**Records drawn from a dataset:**
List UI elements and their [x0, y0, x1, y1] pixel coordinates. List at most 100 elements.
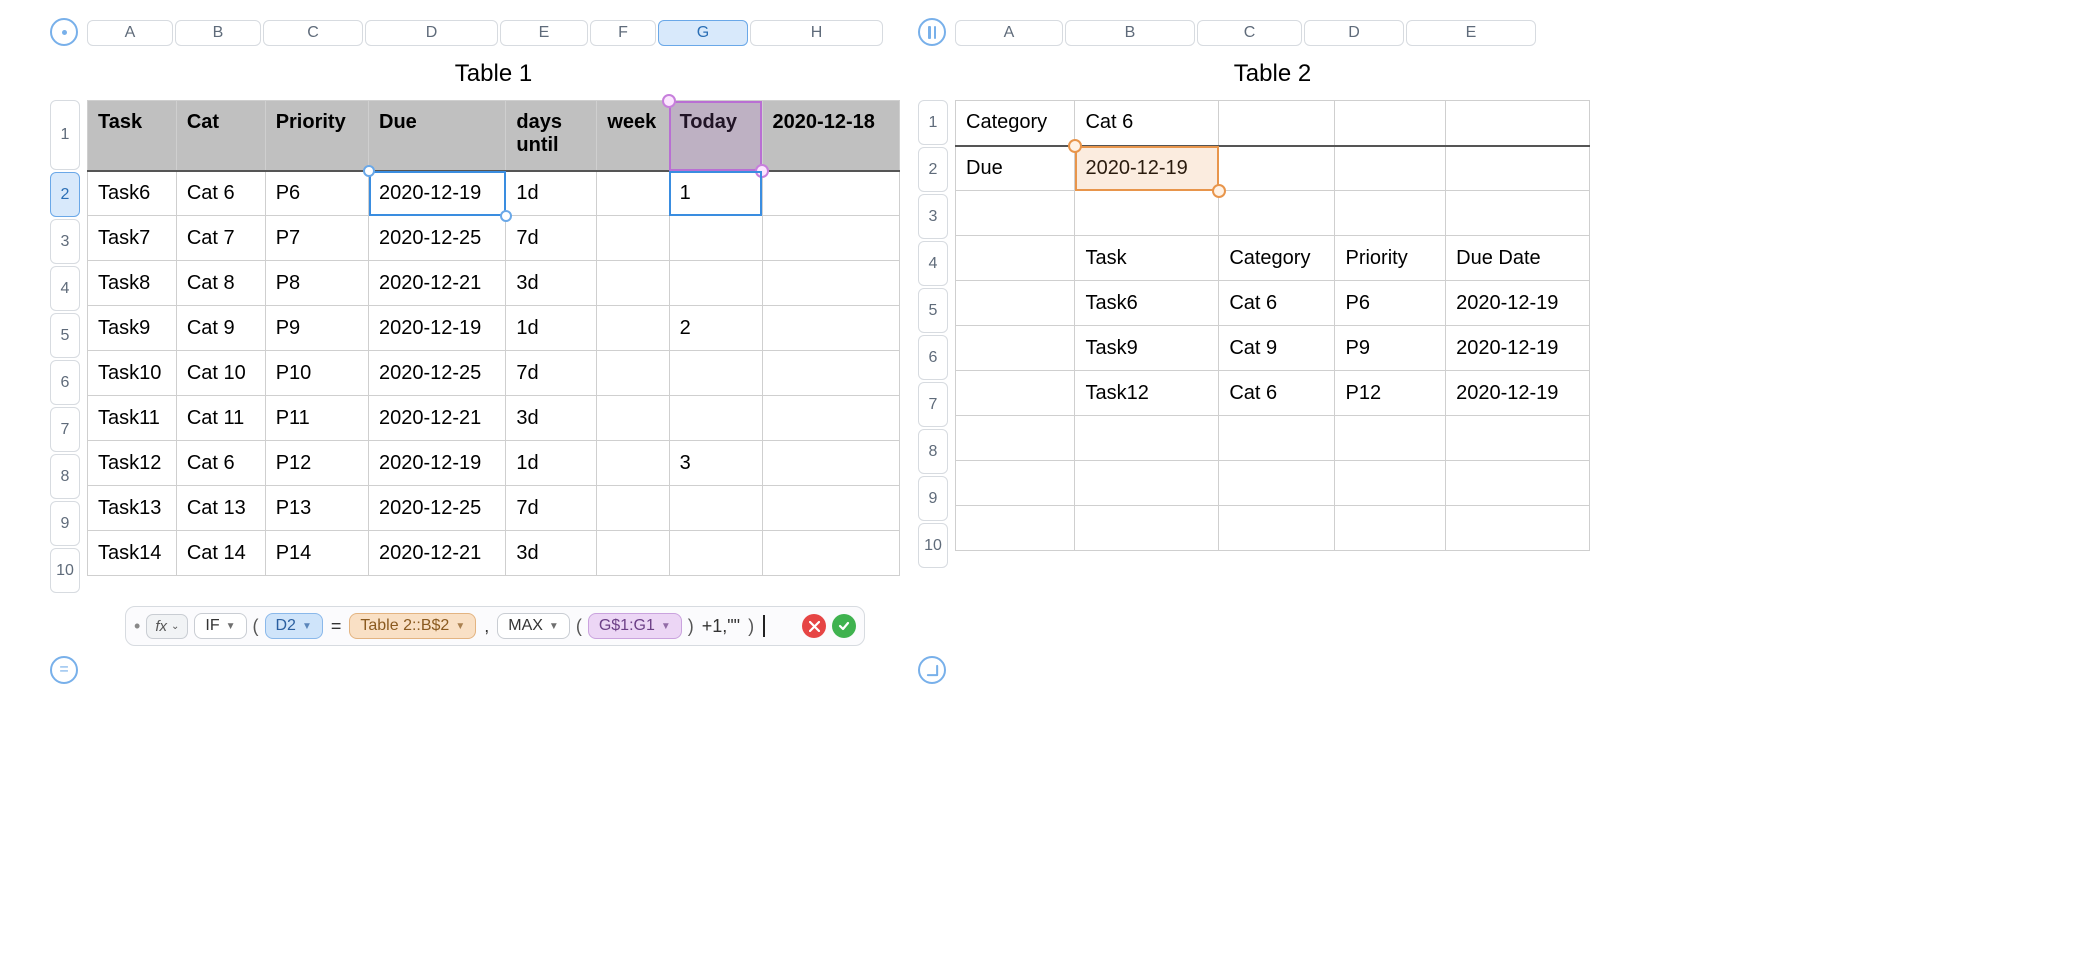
table1-cell[interactable] [762, 171, 899, 216]
row-header-5[interactable]: 5 [918, 288, 948, 333]
table2-cell[interactable]: Cat 6 [1075, 101, 1219, 146]
row-header-3[interactable]: 3 [918, 194, 948, 239]
table2-grid[interactable]: CategoryCat 6Due2020-12-19TaskCategoryPr… [955, 100, 1590, 551]
table1-column-ruler[interactable]: ABCDEFGH [87, 20, 900, 46]
table2-cell[interactable]: Category [956, 101, 1075, 146]
selection-handle-icon[interactable] [755, 164, 769, 178]
table1-cell[interactable]: Task8 [88, 261, 177, 306]
table1-cell[interactable] [669, 396, 762, 441]
table2-cell[interactable] [1335, 191, 1446, 236]
table1-cell[interactable] [762, 486, 899, 531]
table1-origin-handle[interactable] [50, 18, 78, 46]
table2-cell[interactable]: Cat 6 [1219, 281, 1335, 326]
table2-cell[interactable] [1335, 461, 1446, 506]
table2-cell[interactable]: 2020-12-19 [1446, 371, 1590, 416]
table1-cell[interactable]: Task12 [88, 441, 177, 486]
table2-cell[interactable] [1446, 101, 1590, 146]
column-header-b[interactable]: B [175, 20, 261, 46]
row-header-9[interactable]: 9 [918, 476, 948, 521]
table1-cell[interactable] [669, 531, 762, 576]
row-header-6[interactable]: 6 [918, 335, 948, 380]
formula-cancel-button[interactable] [802, 614, 826, 638]
table1-cell[interactable]: Cat 13 [176, 486, 265, 531]
column-header-h[interactable]: H [750, 20, 883, 46]
table1-cell[interactable] [762, 261, 899, 306]
column-header-a[interactable]: A [87, 20, 173, 46]
table1-cell[interactable]: 1d [506, 171, 597, 216]
row-header-4[interactable]: 4 [50, 266, 80, 311]
table1-cell[interactable]: 7d [506, 351, 597, 396]
table2-cell[interactable] [1219, 416, 1335, 461]
table2-cell[interactable]: 2020-12-19 [1075, 146, 1219, 191]
table1-cell[interactable]: 1d [506, 306, 597, 351]
table2-cell[interactable] [1219, 146, 1335, 191]
table2-cell[interactable]: Category [1219, 236, 1335, 281]
table1-cell[interactable]: 3d [506, 531, 597, 576]
table1-cell[interactable]: 2020-12-21 [369, 261, 506, 306]
column-header-f[interactable]: F [590, 20, 656, 46]
row-header-10[interactable]: 10 [918, 523, 948, 568]
selection-handle-icon[interactable] [662, 94, 676, 108]
table1-cell[interactable]: 2020-12-25 [369, 216, 506, 261]
table1-cell[interactable]: P7 [265, 216, 368, 261]
table1-cell[interactable]: 2020-12-25 [369, 486, 506, 531]
table2-cell[interactable] [1335, 416, 1446, 461]
table2-cell[interactable] [956, 506, 1075, 551]
formula-token-if[interactable]: IF▼ [194, 613, 246, 639]
table1-cell[interactable]: 1 [669, 171, 762, 216]
table1-cell[interactable]: P11 [265, 396, 368, 441]
table2-cell[interactable] [1335, 101, 1446, 146]
table1-cell[interactable]: Cat 6 [176, 171, 265, 216]
table1-cell[interactable]: 7d [506, 216, 597, 261]
table2-cell[interactable] [956, 416, 1075, 461]
row-header-9[interactable]: 9 [50, 501, 80, 546]
table1-cell[interactable]: Cat 10 [176, 351, 265, 396]
table2-cell[interactable] [956, 191, 1075, 236]
table2-cell[interactable] [956, 371, 1075, 416]
table2-cell[interactable] [1335, 506, 1446, 551]
formula-bar[interactable]: • fx ⌄ IF▼ ( D2▼ = Table 2::B$2▼ , MAX▼ … [125, 606, 865, 646]
table1-cell[interactable]: Cat 14 [176, 531, 265, 576]
table2-cell[interactable]: 2020-12-19 [1446, 281, 1590, 326]
table2-column-ruler[interactable]: ABCDE [955, 20, 1590, 46]
row-header-7[interactable]: 7 [50, 407, 80, 452]
row-header-2[interactable]: 2 [50, 172, 80, 217]
table1-cell[interactable]: P9 [265, 306, 368, 351]
table1-cell[interactable]: 2020-12-21 [369, 396, 506, 441]
table2-cell[interactable] [956, 236, 1075, 281]
table1-cell[interactable]: P14 [265, 531, 368, 576]
row-header-1[interactable]: 1 [50, 100, 80, 170]
table1-cell[interactable]: Cat 9 [176, 306, 265, 351]
table1-cell[interactable]: 3d [506, 396, 597, 441]
table2-cell[interactable] [956, 281, 1075, 326]
table1-cell[interactable]: P6 [265, 171, 368, 216]
table2-cell[interactable] [956, 461, 1075, 506]
column-header-e[interactable]: E [1406, 20, 1536, 46]
table1-cell[interactable] [597, 216, 669, 261]
row-header-8[interactable]: 8 [918, 429, 948, 474]
table2-columns-handle[interactable] [918, 18, 946, 46]
table1-cell[interactable]: P8 [265, 261, 368, 306]
table2-cell[interactable] [1446, 416, 1590, 461]
table1-cell[interactable]: 2020-12-21 [369, 531, 506, 576]
table1-cell[interactable] [597, 441, 669, 486]
table1-cell[interactable]: Cat 11 [176, 396, 265, 441]
column-header-g[interactable]: G [658, 20, 748, 46]
table1-cell[interactable]: Cat 6 [176, 441, 265, 486]
column-header-a[interactable]: A [955, 20, 1063, 46]
column-header-d[interactable]: D [1304, 20, 1404, 46]
table1-header-cell[interactable]: Today [669, 101, 762, 171]
table1-header-cell[interactable]: daysuntil [506, 101, 597, 171]
row-header-1[interactable]: 1 [918, 100, 948, 145]
selection-handle-icon[interactable] [1212, 184, 1226, 198]
formula-accept-button[interactable] [832, 614, 856, 638]
row-header-10[interactable]: 10 [50, 548, 80, 593]
selection-handle-icon[interactable] [1068, 139, 1082, 153]
table1-cell[interactable] [762, 351, 899, 396]
table2-cell[interactable]: P12 [1335, 371, 1446, 416]
table1-cell[interactable] [597, 351, 669, 396]
table2-row-ruler[interactable]: 12345678910 [918, 100, 948, 570]
table2-cell[interactable] [1335, 146, 1446, 191]
row-header-8[interactable]: 8 [50, 454, 80, 499]
table1-cell[interactable]: 2 [669, 306, 762, 351]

**What is needed:** Convert each line of the material above into a JSON list of strings, with one string per line and blank lines omitted. Leave the pictures out of the answer.

**Exercise solution:**
[
  "List UI elements and their [x0, y0, x1, y1] pixel coordinates. List at most 100 elements.",
  "table1-cell[interactable] [762, 171, 899, 216]",
  "row-header-5[interactable]: 5 [918, 288, 948, 333]",
  "table2-cell[interactable]: Cat 6 [1075, 101, 1219, 146]",
  "row-header-3[interactable]: 3 [918, 194, 948, 239]",
  "table2-grid[interactable]: CategoryCat 6Due2020-12-19TaskCategoryPr… [955, 100, 1590, 551]",
  "table1-column-ruler[interactable]: ABCDEFGH [87, 20, 900, 46]",
  "table2-cell[interactable]: Category [956, 101, 1075, 146]",
  "selection-handle-icon[interactable] [755, 164, 769, 178]",
  "table1-cell[interactable]: Task8 [88, 261, 177, 306]",
  "table1-cell[interactable] [669, 396, 762, 441]",
  "table2-cell[interactable] [1335, 191, 1446, 236]",
  "table1-cell[interactable] [762, 486, 899, 531]",
  "table1-origin-handle[interactable] [50, 18, 78, 46]",
  "table2-cell[interactable]: Cat 6 [1219, 281, 1335, 326]",
  "table2-cell[interactable] [1335, 461, 1446, 506]",
  "table2-cell[interactable]: 2020-12-19 [1446, 371, 1590, 416]",
  "table1-cell[interactable]: Task12 [88, 441, 177, 486]",
  "table2-cell[interactable] [1446, 101, 1590, 146]",
  "column-header-b[interactable]: B [175, 20, 261, 46]",
  "row-header-9[interactable]: 9 [918, 476, 948, 521]",
  "table1-cell[interactable] [669, 531, 762, 576]",
  "row-header-6[interactable]: 6 [918, 335, 948, 380]",
  "formula-cancel-button[interactable] [802, 614, 826, 638]",
  "table1-cell[interactable]: Cat 13 [176, 486, 265, 531]",
  "column-header-h[interactable]: H [750, 20, 883, 46]",
  "table1-cell[interactable] [762, 261, 899, 306]",
  "column-header-a[interactable]: A [87, 20, 173, 46]",
  "table1-cell[interactable]: 1d [506, 171, 597, 216]",
  "row-header-4[interactable]: 4 [50, 266, 80, 311]",
  "table1-cell[interactable]: 7d [506, 351, 597, 396]",
  "table2-cell[interactable] [1219, 416, 1335, 461]",
  "table2-cell[interactable]: 2020-12-19 [1075, 146, 1219, 191]",
  "table1-cell[interactable]: 1d [506, 306, 597, 351]",
  "table2-cell[interactable] [1219, 146, 1335, 191]",
  "table2-cell[interactable]: Category [1219, 236, 1335, 281]",
  "table1-cell[interactable]: 3d [506, 531, 597, 576]",
  "table1-cell[interactable]: 2020-12-21 [369, 261, 506, 306]",
  "column-header-f[interactable]: F [590, 20, 656, 46]",
  "row-header-10[interactable]: 10 [918, 523, 948, 568]",
  "selection-handle-icon[interactable] [662, 94, 676, 108]",
  "table1-cell[interactable]: 2020-12-25 [369, 216, 506, 261]",
  "table1-cell[interactable]: P7 [265, 216, 368, 261]",
  "table1-cell[interactable]: 2020-12-25 [369, 486, 506, 531]",
  "table2-cell[interactable] [1335, 416, 1446, 461]",
  "table2-cell[interactable] [956, 506, 1075, 551]",
  "formula-token-if[interactable]: IF▼ [194, 613, 246, 639]",
  "table1-cell[interactable]: 1 [669, 171, 762, 216]",
  "table1-cell[interactable]: P11 [265, 396, 368, 441]",
  "table2-cell[interactable] [1335, 101, 1446, 146]",
  "table1-cell[interactable]: Cat 6 [176, 171, 265, 216]",
  "table1-cell[interactable]: 7d [506, 216, 597, 261]",
  "table2-cell[interactable] [956, 416, 1075, 461]",
  "row-header-9[interactable]: 9 [50, 501, 80, 546]",
  "table1-cell[interactable]: Cat 10 [176, 351, 265, 396]",
  "table2-cell[interactable] [956, 191, 1075, 236]",
  "table2-cell[interactable] [956, 371, 1075, 416]",
  "table2-cell[interactable] [1335, 506, 1446, 551]",
  "formula-bar[interactable]: • fx ⌄ IF▼ ( D2▼ = Table 2::B$2▼ , MAX▼ … [125, 606, 865, 646]",
  "table1-cell[interactable]: Cat 14 [176, 531, 265, 576]",
  "table2-cell[interactable]: 2020-12-19 [1446, 281, 1590, 326]",
  "table2-column-ruler[interactable]: ABCDE [955, 20, 1590, 46]",
  "row-header-7[interactable]: 7 [50, 407, 80, 452]",
  "row-header-2[interactable]: 2 [50, 172, 80, 217]",
  "table1-cell[interactable]: P9 [265, 306, 368, 351]",
  "table1-cell[interactable]: 2020-12-21 [369, 396, 506, 441]",
  "table2-cell[interactable] [956, 236, 1075, 281]",
  "table1-cell[interactable]: P14 [265, 531, 368, 576]",
  "row-header-1[interactable]: 1 [50, 100, 80, 170]",
  "table1-cell[interactable]: Cat 9 [176, 306, 265, 351]",
  "table1-cell[interactable]: 3d [506, 396, 597, 441]",
  "table2-cell[interactable] [956, 281, 1075, 326]",
  "table1-cell[interactable]: P6 [265, 171, 368, 216]",
  "table2-cell[interactable] [956, 461, 1075, 506]",
  "column-header-e[interactable]: E [1406, 20, 1536, 46]",
  "table1-cell[interactable] [597, 216, 669, 261]",
  "row-header-8[interactable]: 8 [918, 429, 948, 474]",
  "table2-columns-handle[interactable] [918, 18, 946, 46]",
  "table1-cell[interactable]: P8 [265, 261, 368, 306]",
  "table2-cell[interactable] [1446, 416, 1590, 461]",
  "table1-cell[interactable]: 2020-12-21 [369, 531, 506, 576]",
  "table1-cell[interactable] [597, 441, 669, 486]",
  "table1-cell[interactable]: Cat 11 [176, 396, 265, 441]",
  "column-header-g[interactable]: G [658, 20, 748, 46]",
  "table1-cell[interactable]: Cat 6 [176, 441, 265, 486]",
  "column-header-a[interactable]: A [955, 20, 1063, 46]",
  "column-header-d[interactable]: D [1304, 20, 1404, 46]",
  "table1-header-cell[interactable]: Today [669, 101, 762, 171]",
  "table1-header-cell[interactable]: daysuntil [506, 101, 597, 171]",
  "row-header-1[interactable]: 1 [918, 100, 948, 145]",
  "selection-handle-icon[interactable] [1212, 184, 1226, 198]",
  "formula-accept-button[interactable] [832, 614, 856, 638]",
  "row-header-10[interactable]: 10 [50, 548, 80, 593]",
  "selection-handle-icon[interactable] [1068, 139, 1082, 153]",
  "table1-cell[interactable] [762, 351, 899, 396]",
  "table2-cell[interactable]: P12 [1335, 371, 1446, 416]",
  "table1-cell[interactable] [597, 351, 669, 396]",
  "table2-row-ruler[interactable]: 12345678910 [918, 100, 948, 570]",
  "table2-cell[interactable] [1335, 146, 1446, 191]",
  "row-header-8[interactable]: 8 [50, 454, 80, 499]",
  "table1-cell[interactable]: 2 [669, 306, 762, 351]"
]